Request — Transcribe the records below exactly as they appear.

(Dataset entries)
******
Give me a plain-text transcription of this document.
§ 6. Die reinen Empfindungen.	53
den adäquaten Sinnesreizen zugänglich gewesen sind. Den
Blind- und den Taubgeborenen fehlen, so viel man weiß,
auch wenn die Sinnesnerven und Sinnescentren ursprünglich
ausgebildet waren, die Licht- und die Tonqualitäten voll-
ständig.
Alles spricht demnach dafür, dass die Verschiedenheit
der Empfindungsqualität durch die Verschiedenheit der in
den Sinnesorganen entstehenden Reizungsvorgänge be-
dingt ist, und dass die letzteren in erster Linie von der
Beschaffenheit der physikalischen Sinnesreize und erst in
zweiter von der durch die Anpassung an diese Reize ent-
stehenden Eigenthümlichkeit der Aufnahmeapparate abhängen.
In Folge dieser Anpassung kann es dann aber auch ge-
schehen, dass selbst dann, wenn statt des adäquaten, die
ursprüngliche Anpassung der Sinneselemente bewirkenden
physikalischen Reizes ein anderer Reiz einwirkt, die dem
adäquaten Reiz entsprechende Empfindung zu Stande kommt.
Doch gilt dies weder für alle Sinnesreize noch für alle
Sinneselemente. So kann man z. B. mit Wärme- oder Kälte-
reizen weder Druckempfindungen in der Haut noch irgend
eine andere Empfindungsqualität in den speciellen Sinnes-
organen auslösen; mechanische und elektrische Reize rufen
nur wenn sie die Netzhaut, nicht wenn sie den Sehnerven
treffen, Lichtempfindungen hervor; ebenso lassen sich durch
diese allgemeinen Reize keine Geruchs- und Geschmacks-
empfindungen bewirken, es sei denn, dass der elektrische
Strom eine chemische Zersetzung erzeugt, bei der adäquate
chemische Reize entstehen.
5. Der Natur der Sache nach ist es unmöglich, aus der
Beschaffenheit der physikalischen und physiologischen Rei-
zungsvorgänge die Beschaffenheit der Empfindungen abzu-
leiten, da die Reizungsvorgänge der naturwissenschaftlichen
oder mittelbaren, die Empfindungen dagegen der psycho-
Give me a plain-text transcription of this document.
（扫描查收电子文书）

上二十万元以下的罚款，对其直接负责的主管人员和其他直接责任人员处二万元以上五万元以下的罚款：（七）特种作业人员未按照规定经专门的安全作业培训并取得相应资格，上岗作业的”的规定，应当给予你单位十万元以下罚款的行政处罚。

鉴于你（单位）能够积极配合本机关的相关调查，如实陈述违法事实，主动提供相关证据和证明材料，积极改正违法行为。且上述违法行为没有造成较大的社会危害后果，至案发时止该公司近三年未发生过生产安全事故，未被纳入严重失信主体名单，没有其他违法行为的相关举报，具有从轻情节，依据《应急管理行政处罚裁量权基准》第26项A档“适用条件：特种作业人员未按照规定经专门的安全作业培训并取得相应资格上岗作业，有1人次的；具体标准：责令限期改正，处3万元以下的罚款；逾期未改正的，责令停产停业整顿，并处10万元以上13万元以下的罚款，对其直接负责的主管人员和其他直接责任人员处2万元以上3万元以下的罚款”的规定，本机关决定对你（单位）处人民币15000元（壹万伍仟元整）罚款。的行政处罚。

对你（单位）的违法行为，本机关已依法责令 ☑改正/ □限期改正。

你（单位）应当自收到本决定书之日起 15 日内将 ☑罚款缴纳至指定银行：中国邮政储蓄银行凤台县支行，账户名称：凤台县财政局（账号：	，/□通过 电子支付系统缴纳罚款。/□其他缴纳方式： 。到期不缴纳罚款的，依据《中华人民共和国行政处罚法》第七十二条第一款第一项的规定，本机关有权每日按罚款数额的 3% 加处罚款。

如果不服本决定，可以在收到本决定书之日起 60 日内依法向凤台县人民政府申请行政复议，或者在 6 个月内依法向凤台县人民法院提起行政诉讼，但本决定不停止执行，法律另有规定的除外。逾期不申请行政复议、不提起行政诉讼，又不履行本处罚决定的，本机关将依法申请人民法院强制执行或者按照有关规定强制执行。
******
Result below —
Give me a plain-text transcription of this document.
§ 6. Die reinen Empfindungen.	53
den adäquaten Sinnesreizen zugänglich gewesen sind. Den
Blind- und den Taubgeborenen fehlen, so viel man weiß,
auch wenn die Sinnesnerven und Sinnescentren ursprünglich
ausgebildet waren, die Licht- und die Tonqualitäten voll-
ständig.
Alles spricht demnach dafür, dass die Verschiedenheit
der Empfindungsqualität durch die Verschiedenheit der in
den Sinnesorganen entstehenden Reizungsvorgänge be-
dingt ist, und dass die letzteren in erster Linie von der
Beschaffenheit der physikalischen Sinnesreize und erst in
zweiter von der durch die Anpassung an diese Reize ent-
stehenden Eigenthümlichkeit der Aufnahmeapparate abhängen.
In Folge dieser Anpassung kann es dann aber auch ge-
schehen, dass selbst dann, wenn statt des adäquaten, die
ursprüngliche Anpassung der Sinneselemente bewirkenden
physikalischen Reizes ein anderer Reiz einwirkt, die dem
adäquaten Reiz entsprechende Empfindung zu Stande kommt.
Doch gilt dies weder für alle Sinnesreize noch für alle
Sinneselemente. So kann man z. B. mit Wärme- oder Kälte-
reizen weder Druckempfindungen in der Haut noch irgend
eine andere Empfindungsqualität in den speciellen Sinnes-
organen auslösen; mechanische und elektrische Reize rufen
nur wenn sie die Netzhaut, nicht wenn sie den Sehnerven
treffen, Lichtempfindungen hervor; ebenso lassen sich durch
diese allgemeinen Reize keine Geruchs- und Geschmacks-
empfindungen bewirken, es sei denn, dass der elektrische
Strom eine chemische Zersetzung erzeugt, bei der adäquate
chemische Reize entstehen.
5. Der Natur der Sache nach ist es unmöglich, aus der
Beschaffenheit der physikalischen und physiologischen Rei-
zungsvorgänge die Beschaffenheit der Empfindungen abzu-
leiten, da die Reizungsvorgänge der naturwissenschaftlichen
oder mittelbaren, die Empfindungen dagegen der psycho-
Give me a plain-text transcription of this document.
（扫描查收电子文书）

上二十万元以下的罚款，对其直接负责的主管人员和其他直接责任人员处二万元以上五万元以下的罚款：（七）特种作业人员未按照规定经专门的安全作业培训并取得相应资格，上岗作业的”的规定，应当给予你单位十万元以下罚款的行政处罚。

鉴于你（单位）能够积极配合本机关的相关调查，如实陈述违法事实，主动提供相关证据和证明材料，积极改正违法行为。且上述违法行为没有造成较大的社会危害后果，至案发时止该公司近三年未发生过生产安全事故，未被纳入严重失信主体名单，没有其他违法行为的相关举报，具有从轻情节，依据《应急管理行政处罚裁量权基准》第26项A档“适用条件：特种作业人员未按照规定经专门的安全作业培训并取得相应资格上岗作业，有1人次的；具体标准：责令限期改正，处3万元以下的罚款；逾期未改正的，责令停产停业整顿，并处10万元以上13万元以下的罚款，对其直接负责的主管人员和其他直接责任人员处2万元以上3万元以下的罚款”的规定，本机关决定对你（单位）处人民币15000元（壹万伍仟元整）罚款。的行政处罚。

对你（单位）的违法行为，本机关已依法责令 ☑改正/ □限期改正。

你（单位）应当自收到本决定书之日起 15 日内将 ☑罚款缴纳至指定银行：中国邮政储蓄银行凤台县支行，账户名称：凤台县财政局（账号：	，/□通过 电子支付系统缴纳罚款。/□其他缴纳方式： 。到期不缴纳罚款的，依据《中华人民共和国行政处罚法》第七十二条第一款第一项的规定，本机关有权每日按罚款数额的 3% 加处罚款。

如果不服本决定，可以在收到本决定书之日起 60 日内依法向凤台县人民政府申请行政复议，或者在 6 个月内依法向凤台县人民法院提起行政诉讼，但本决定不停止执行，法律另有规定的除外。逾期不申请行政复议、不提起行政诉讼，又不履行本处罚决定的，本机关将依法申请人民法院强制执行或者按照有关规定强制执行。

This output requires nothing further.